### Acciones requeridas
[A] Reproduce literalmente el fragmento del texto sobre el cuadro de Vermeer que empieza con "(Johannes Vermeer)" y sigue hasta "comentaremos más adelante.".
[B] Retoma el texto sobre el cuadro de Vermeer en el punto donde se detiene y continúalo.

### Texto proporcionado
========================================================================

El arte de la pintura

(Johannes Vermeer)

El cuadro que presentamos, como tantos otros, ha recibido diversos nombres: “El arte de la pintura”, “El estudio del pintor”, “El pintor en su estudio” o “La alegoría de la pintura”, sin que tengamos la certeza de recoger, con esos títulos, la verdadera idea, el auténtico objetivo del artista. Norbert Schneider[1] ha desarrollado una tesis fundamentada, según la cual nuestro pintor tenía una intencionalidad histórico‑política que comentaremos más adelante.

Antes de adentrarme en el análisis de la obra, he de decir que me encuentro muy incómodo en mi preferencia por esta pintura, al comprobar que era uno de los cuadros elegidos por Adolf Hitler para exponer en su futuro museo de Linz (Austria) y que se permitió comprar para su colección. Nunca he encontrado una respuesta adecuada a la identificación de algunos dictadores con la pintura, bien como observadores, bien como pintores de cuadros, de mejor o peor factura. ¿Cómo es posible conciliar la extrema crueldad con la que actuaron algunos personajes como Hitler o Franco (otro aficionado a los pinceles), con la sensibilidad emocional y estética necesaria para contemplar la belleza de un cuadro o elaborar por su propia mano un paisaje, un bodegón o un retrato en los que se deja una parte del alma? Difícil tarea la de escudriñar los entresijos de unas mentes paranoicas que, tras asesinatos en masa, se recrean en la contemplación de un arte noble y digno. Dejemos que opinen los psiquiatras.

========================================================================

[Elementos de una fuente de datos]
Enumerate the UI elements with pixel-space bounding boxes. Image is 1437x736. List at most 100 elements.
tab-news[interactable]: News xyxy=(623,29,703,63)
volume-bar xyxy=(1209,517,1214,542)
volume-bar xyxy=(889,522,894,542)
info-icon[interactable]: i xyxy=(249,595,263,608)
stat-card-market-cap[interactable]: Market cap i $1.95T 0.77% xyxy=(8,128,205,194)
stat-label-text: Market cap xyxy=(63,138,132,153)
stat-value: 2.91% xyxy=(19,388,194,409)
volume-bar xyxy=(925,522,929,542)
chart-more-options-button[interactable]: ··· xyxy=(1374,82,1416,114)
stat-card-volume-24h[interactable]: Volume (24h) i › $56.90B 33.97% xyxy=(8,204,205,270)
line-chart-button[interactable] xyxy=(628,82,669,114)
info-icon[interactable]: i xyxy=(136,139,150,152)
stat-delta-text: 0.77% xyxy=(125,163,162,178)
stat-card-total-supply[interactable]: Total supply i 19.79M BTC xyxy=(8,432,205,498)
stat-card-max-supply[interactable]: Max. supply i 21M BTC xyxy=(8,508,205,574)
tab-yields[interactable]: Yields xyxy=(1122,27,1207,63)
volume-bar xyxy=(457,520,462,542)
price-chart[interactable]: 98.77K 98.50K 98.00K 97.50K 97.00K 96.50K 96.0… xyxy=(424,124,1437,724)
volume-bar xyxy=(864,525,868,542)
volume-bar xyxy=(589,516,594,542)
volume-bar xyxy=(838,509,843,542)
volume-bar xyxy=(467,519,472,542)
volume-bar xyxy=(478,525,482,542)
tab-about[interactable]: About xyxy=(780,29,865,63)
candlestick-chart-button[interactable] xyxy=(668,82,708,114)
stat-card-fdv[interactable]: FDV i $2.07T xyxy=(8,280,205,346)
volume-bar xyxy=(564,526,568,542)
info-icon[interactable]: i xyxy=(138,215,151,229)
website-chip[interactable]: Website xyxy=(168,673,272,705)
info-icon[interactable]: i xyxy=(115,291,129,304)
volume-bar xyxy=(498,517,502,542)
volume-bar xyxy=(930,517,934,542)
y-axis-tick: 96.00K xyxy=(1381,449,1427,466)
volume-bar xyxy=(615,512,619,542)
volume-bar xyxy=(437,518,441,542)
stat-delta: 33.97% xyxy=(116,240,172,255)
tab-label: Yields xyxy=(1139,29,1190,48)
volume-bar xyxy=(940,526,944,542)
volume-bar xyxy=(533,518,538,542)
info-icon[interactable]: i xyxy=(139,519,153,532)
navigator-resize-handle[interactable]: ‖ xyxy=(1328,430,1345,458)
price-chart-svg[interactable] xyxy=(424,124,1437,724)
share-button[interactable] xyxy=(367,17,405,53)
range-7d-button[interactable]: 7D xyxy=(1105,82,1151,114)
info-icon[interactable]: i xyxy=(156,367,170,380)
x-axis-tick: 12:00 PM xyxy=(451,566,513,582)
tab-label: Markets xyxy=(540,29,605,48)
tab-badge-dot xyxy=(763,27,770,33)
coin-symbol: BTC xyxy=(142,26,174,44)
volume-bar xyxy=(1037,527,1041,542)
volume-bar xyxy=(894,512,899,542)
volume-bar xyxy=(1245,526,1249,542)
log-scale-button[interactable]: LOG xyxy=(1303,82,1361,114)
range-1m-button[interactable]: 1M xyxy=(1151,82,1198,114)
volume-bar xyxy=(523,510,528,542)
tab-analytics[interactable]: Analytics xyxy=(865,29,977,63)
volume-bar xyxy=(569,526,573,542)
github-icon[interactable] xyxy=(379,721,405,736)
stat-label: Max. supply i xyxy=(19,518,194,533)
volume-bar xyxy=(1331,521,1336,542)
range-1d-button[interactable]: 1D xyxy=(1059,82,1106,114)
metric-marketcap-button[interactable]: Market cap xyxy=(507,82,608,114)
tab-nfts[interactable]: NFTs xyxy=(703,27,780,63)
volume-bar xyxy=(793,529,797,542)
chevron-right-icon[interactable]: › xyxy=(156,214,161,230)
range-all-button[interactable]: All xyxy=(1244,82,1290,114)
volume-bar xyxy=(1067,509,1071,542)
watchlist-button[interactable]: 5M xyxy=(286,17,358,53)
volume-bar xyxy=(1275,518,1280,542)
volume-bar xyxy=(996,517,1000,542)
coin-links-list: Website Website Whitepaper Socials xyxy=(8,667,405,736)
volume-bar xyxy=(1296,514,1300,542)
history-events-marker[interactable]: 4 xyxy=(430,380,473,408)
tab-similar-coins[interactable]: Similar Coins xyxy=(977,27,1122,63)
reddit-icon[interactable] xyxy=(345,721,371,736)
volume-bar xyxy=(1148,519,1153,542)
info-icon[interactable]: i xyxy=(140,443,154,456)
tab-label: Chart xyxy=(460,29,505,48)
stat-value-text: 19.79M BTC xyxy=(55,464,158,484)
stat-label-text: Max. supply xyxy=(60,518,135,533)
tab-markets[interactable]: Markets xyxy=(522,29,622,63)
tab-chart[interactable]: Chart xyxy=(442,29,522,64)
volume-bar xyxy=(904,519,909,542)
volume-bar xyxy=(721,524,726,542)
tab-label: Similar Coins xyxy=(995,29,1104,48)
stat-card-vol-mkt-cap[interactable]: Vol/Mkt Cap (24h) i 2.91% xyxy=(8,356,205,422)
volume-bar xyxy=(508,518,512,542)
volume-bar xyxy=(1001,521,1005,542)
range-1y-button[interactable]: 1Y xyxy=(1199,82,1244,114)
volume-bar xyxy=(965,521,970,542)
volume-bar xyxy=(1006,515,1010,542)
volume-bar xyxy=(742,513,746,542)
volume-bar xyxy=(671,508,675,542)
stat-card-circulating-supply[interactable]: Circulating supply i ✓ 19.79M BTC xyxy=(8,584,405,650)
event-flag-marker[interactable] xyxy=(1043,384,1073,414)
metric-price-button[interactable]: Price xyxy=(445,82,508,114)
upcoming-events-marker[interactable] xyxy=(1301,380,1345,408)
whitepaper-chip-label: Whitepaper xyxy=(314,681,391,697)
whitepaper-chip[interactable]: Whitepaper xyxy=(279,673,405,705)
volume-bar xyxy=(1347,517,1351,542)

========================================================================

### Respuestas escritas
[A]
(Johannes Vermeer)

El cuadro que presentamos, como tantos otros, ha recibido diversos nombres: “El arte de la pintura”, “El estudio del pintor”, “El pintor en su estudio” o “La alegoría de la pintura”, sin que tengamos la certeza de recoger, con esos títulos, la verdadera idea, el auténtico objetivo del artista. Norbert Schneider[1] ha desarrollado una tesis fundamentada, según la cual nuestro pintor tenía una intencionalidad histórico‑política que comentaremos más adelante.

[B]
Entre la escasa producción artística de Vermeer (aproximadamente unos 35 cuadros) destacan los de pequeño formato. Éste, sin embargo, con unas dimensiones de 130 por 110 cms., destaca sobre la mayoría. Posiblemente, esa escasez productiva se pueda relacionar con su dedicación, como marchante, al comercio de cuadros, oficio muy común entre los pintores de la época, que compatibilizaban con la de pintor, aparte de gestionar también la taberna de su padre, herencia que daba dinero, pero le apartaba del mundo del arte. Utilizando la ironía, o no tanto, habríamos de decir también que su numerosa prole le restaría energías y exigiría ingresos que la pintura, por sí sola, no podía proporcionárselos[2], máxime cuando su fama no cobraría gran importancia hasta bastante avanzado el siglo XIX con la aparición del realismo y, sobre todo, del impresionismo.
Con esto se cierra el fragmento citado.